--- WRITTEN PROBLEM ---
Copy every item below word for word, without changing any line.

# # # #

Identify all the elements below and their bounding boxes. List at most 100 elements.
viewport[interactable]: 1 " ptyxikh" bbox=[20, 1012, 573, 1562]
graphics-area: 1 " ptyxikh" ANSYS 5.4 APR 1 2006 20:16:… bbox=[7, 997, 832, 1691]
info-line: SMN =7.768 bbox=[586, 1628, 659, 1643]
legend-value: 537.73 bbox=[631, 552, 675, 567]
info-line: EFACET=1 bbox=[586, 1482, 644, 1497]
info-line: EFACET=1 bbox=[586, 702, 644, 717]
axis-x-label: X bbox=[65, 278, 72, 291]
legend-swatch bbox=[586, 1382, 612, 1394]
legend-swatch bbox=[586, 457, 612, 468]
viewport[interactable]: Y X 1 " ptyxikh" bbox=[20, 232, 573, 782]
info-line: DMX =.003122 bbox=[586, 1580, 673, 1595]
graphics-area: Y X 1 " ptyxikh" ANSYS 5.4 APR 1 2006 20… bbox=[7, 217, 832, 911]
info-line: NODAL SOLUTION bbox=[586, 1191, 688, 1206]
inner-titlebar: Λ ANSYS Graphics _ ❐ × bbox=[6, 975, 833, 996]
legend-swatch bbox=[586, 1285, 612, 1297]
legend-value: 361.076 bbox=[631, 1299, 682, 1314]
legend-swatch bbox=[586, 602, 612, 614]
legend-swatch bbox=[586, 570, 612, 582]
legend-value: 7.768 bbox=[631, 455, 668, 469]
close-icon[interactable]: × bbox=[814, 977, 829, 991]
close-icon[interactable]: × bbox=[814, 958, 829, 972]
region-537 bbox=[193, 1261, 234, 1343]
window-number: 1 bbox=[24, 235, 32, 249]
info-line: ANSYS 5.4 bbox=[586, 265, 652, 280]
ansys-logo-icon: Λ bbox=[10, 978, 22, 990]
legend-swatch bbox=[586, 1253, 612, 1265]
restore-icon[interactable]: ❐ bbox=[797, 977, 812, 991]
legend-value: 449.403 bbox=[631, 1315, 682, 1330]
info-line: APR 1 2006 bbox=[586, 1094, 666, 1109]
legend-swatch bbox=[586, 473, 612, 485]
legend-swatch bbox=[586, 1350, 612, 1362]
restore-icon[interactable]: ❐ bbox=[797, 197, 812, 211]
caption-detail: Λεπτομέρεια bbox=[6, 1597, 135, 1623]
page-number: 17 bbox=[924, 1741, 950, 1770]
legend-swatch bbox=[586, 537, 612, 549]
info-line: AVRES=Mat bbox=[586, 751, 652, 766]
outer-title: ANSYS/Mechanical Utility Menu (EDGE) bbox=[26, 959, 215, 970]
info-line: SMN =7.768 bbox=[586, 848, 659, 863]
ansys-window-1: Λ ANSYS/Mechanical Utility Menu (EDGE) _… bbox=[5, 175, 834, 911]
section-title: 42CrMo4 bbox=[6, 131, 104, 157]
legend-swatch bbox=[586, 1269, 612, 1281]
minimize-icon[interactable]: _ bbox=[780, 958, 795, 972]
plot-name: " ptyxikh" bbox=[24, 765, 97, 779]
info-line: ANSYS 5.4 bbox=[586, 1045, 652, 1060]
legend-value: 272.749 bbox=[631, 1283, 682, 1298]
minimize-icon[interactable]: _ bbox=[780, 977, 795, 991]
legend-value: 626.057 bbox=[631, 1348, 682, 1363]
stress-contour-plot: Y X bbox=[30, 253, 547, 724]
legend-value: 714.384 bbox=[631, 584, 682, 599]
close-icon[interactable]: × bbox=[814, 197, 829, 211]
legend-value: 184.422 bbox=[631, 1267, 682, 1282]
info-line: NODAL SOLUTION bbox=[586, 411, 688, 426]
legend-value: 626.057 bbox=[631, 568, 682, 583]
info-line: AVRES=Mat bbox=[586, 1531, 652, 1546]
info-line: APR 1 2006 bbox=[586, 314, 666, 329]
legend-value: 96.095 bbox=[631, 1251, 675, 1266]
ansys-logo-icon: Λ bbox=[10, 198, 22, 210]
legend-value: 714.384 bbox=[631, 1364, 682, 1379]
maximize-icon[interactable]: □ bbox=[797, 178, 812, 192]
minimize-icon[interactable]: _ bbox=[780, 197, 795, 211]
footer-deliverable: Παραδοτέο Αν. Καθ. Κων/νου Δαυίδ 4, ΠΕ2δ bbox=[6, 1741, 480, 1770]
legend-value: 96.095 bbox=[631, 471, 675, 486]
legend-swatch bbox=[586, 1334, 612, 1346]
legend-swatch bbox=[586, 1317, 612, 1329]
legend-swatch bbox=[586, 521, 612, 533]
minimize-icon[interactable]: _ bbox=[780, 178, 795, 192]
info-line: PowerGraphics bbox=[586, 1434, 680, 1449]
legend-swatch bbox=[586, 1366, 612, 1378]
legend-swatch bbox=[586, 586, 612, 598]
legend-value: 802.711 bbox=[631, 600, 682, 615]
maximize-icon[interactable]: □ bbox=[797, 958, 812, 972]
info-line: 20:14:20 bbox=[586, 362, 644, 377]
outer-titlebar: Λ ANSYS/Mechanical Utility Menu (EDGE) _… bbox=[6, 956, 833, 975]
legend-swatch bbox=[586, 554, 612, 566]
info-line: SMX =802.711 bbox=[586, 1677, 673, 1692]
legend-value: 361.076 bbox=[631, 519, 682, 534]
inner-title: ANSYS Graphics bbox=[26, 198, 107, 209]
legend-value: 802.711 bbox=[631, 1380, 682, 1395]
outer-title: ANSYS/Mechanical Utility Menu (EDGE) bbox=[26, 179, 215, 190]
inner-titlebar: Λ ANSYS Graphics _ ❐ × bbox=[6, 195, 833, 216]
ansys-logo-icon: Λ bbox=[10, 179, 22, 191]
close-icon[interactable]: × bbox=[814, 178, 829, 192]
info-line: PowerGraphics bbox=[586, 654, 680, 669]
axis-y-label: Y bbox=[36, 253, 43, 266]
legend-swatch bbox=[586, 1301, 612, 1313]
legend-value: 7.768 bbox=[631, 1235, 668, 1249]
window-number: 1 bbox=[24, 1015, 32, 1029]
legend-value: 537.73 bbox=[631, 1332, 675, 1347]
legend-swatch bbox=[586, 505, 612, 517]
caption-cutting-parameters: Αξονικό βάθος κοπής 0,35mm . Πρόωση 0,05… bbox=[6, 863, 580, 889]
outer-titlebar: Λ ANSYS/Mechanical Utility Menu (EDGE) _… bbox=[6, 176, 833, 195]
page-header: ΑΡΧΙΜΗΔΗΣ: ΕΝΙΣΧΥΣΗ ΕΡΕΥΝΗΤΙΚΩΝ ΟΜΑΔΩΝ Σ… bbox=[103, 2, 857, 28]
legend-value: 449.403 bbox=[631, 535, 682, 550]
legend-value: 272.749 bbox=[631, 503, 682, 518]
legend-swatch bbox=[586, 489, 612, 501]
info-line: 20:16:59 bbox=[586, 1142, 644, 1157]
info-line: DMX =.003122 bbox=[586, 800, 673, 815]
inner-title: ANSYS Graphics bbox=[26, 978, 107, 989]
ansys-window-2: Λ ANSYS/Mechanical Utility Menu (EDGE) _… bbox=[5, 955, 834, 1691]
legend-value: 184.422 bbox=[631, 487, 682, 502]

# # # #

--- RESPONSE BELOW ---
Identify all the elements below and their bounding boxes. List at most 100 elements.
viewport[interactable]: 1 " ptyxikh" bbox=[20, 1012, 573, 1562]
graphics-area: 1 " ptyxikh" ANSYS 5.4 APR 1 2006 20:16:… bbox=[7, 997, 832, 1691]
info-line: SMN =7.768 bbox=[586, 1628, 659, 1643]
legend-value: 537.73 bbox=[631, 552, 675, 567]
info-line: EFACET=1 bbox=[586, 1482, 644, 1497]
info-line: EFACET=1 bbox=[586, 702, 644, 717]
axis-x-label: X bbox=[65, 278, 72, 291]
legend-swatch bbox=[586, 1382, 612, 1394]
legend-swatch bbox=[586, 457, 612, 468]
viewport[interactable]: Y X 1 " ptyxikh" bbox=[20, 232, 573, 782]
info-line: DMX =.003122 bbox=[586, 1580, 673, 1595]
graphics-area: Y X 1 " ptyxikh" ANSYS 5.4 APR 1 2006 20… bbox=[7, 217, 832, 911]
info-line: NODAL SOLUTION bbox=[586, 1191, 688, 1206]
inner-titlebar: Λ ANSYS Graphics _ ❐ × bbox=[6, 975, 833, 996]
legend-swatch bbox=[586, 1285, 612, 1297]
legend-value: 361.076 bbox=[631, 1299, 682, 1314]
legend-swatch bbox=[586, 602, 612, 614]
legend-swatch bbox=[586, 570, 612, 582]
legend-value: 7.768 bbox=[631, 455, 668, 469]
close-icon[interactable]: × bbox=[814, 977, 829, 991]
close-icon[interactable]: × bbox=[814, 958, 829, 972]
region-537 bbox=[193, 1261, 234, 1343]
window-number: 1 bbox=[24, 235, 32, 249]
info-line: ANSYS 5.4 bbox=[586, 265, 652, 280]
ansys-logo-icon: Λ bbox=[10, 978, 22, 990]
legend-swatch bbox=[586, 1253, 612, 1265]
restore-icon[interactable]: ❐ bbox=[797, 977, 812, 991]
legend-value: 449.403 bbox=[631, 1315, 682, 1330]
info-line: APR 1 2006 bbox=[586, 1094, 666, 1109]
legend-swatch bbox=[586, 473, 612, 485]
legend-swatch bbox=[586, 1350, 612, 1362]
restore-icon[interactable]: ❐ bbox=[797, 197, 812, 211]
caption-detail: Λεπτομέρεια bbox=[6, 1597, 135, 1623]
page-number: 17 bbox=[924, 1741, 950, 1770]
legend-swatch bbox=[586, 537, 612, 549]
info-line: AVRES=Mat bbox=[586, 751, 652, 766]
outer-title: ANSYS/Mechanical Utility Menu (EDGE) bbox=[26, 959, 215, 970]
info-line: SMN =7.768 bbox=[586, 848, 659, 863]
ansys-window-1: Λ ANSYS/Mechanical Utility Menu (EDGE) _… bbox=[5, 175, 834, 911]
section-title: 42CrMo4 bbox=[6, 131, 104, 157]
legend-swatch bbox=[586, 1269, 612, 1281]
minimize-icon[interactable]: _ bbox=[780, 958, 795, 972]
plot-name: " ptyxikh" bbox=[24, 765, 97, 779]
info-line: ANSYS 5.4 bbox=[586, 1045, 652, 1060]
legend-value: 272.749 bbox=[631, 1283, 682, 1298]
minimize-icon[interactable]: _ bbox=[780, 977, 795, 991]
legend-value: 626.057 bbox=[631, 1348, 682, 1363]
stress-contour-plot: Y X bbox=[30, 253, 547, 724]
legend-value: 714.384 bbox=[631, 584, 682, 599]
close-icon[interactable]: × bbox=[814, 197, 829, 211]
legend-value: 184.422 bbox=[631, 1267, 682, 1282]
info-line: NODAL SOLUTION bbox=[586, 411, 688, 426]
legend-value: 626.057 bbox=[631, 568, 682, 583]
info-line: AVRES=Mat bbox=[586, 1531, 652, 1546]
info-line: APR 1 2006 bbox=[586, 314, 666, 329]
legend-value: 96.095 bbox=[631, 1251, 675, 1266]
ansys-logo-icon: Λ bbox=[10, 198, 22, 210]
legend-value: 714.384 bbox=[631, 1364, 682, 1379]
maximize-icon[interactable]: □ bbox=[797, 178, 812, 192]
minimize-icon[interactable]: _ bbox=[780, 197, 795, 211]
footer-deliverable: Παραδοτέο Αν. Καθ. Κων/νου Δαυίδ 4, ΠΕ2δ bbox=[6, 1741, 480, 1770]
legend-value: 96.095 bbox=[631, 471, 675, 486]
legend-swatch bbox=[586, 1334, 612, 1346]
legend-swatch bbox=[586, 1317, 612, 1329]
legend-swatch bbox=[586, 521, 612, 533]
minimize-icon[interactable]: _ bbox=[780, 178, 795, 192]
info-line: PowerGraphics bbox=[586, 1434, 680, 1449]
legend-swatch bbox=[586, 1366, 612, 1378]
legend-swatch bbox=[586, 586, 612, 598]
legend-value: 802.711 bbox=[631, 600, 682, 615]
maximize-icon[interactable]: □ bbox=[797, 958, 812, 972]
info-line: 20:14:20 bbox=[586, 362, 644, 377]
outer-titlebar: Λ ANSYS/Mechanical Utility Menu (EDGE) _… bbox=[6, 956, 833, 975]
legend-swatch bbox=[586, 554, 612, 566]
info-line: SMX =802.711 bbox=[586, 1677, 673, 1692]
legend-value: 361.076 bbox=[631, 519, 682, 534]
inner-title: ANSYS Graphics bbox=[26, 198, 107, 209]
legend-value: 802.711 bbox=[631, 1380, 682, 1395]
outer-title: ANSYS/Mechanical Utility Menu (EDGE) bbox=[26, 179, 215, 190]
inner-titlebar: Λ ANSYS Graphics _ ❐ × bbox=[6, 195, 833, 216]
ansys-logo-icon: Λ bbox=[10, 179, 22, 191]
close-icon[interactable]: × bbox=[814, 178, 829, 192]
info-line: PowerGraphics bbox=[586, 654, 680, 669]
axis-y-label: Y bbox=[36, 253, 43, 266]
legend-swatch bbox=[586, 1301, 612, 1313]
legend-value: 7.768 bbox=[631, 1235, 668, 1249]
window-number: 1 bbox=[24, 1015, 32, 1029]
legend-value: 537.73 bbox=[631, 1332, 675, 1347]
legend-swatch bbox=[586, 505, 612, 517]
caption-cutting-parameters: Αξονικό βάθος κοπής 0,35mm . Πρόωση 0,05… bbox=[6, 863, 580, 889]
outer-titlebar: Λ ANSYS/Mechanical Utility Menu (EDGE) _… bbox=[6, 176, 833, 195]
page-header: ΑΡΧΙΜΗΔΗΣ: ΕΝΙΣΧΥΣΗ ΕΡΕΥΝΗΤΙΚΩΝ ΟΜΑΔΩΝ Σ… bbox=[103, 2, 857, 28]
legend-value: 449.403 bbox=[631, 535, 682, 550]
legend-value: 272.749 bbox=[631, 503, 682, 518]
legend-swatch bbox=[586, 489, 612, 501]
info-line: 20:16:59 bbox=[586, 1142, 644, 1157]
info-line: DMX =.003122 bbox=[586, 800, 673, 815]
inner-title: ANSYS Graphics bbox=[26, 978, 107, 989]
ansys-window-2: Λ ANSYS/Mechanical Utility Menu (EDGE) _… bbox=[5, 955, 834, 1691]
legend-value: 184.422 bbox=[631, 487, 682, 502]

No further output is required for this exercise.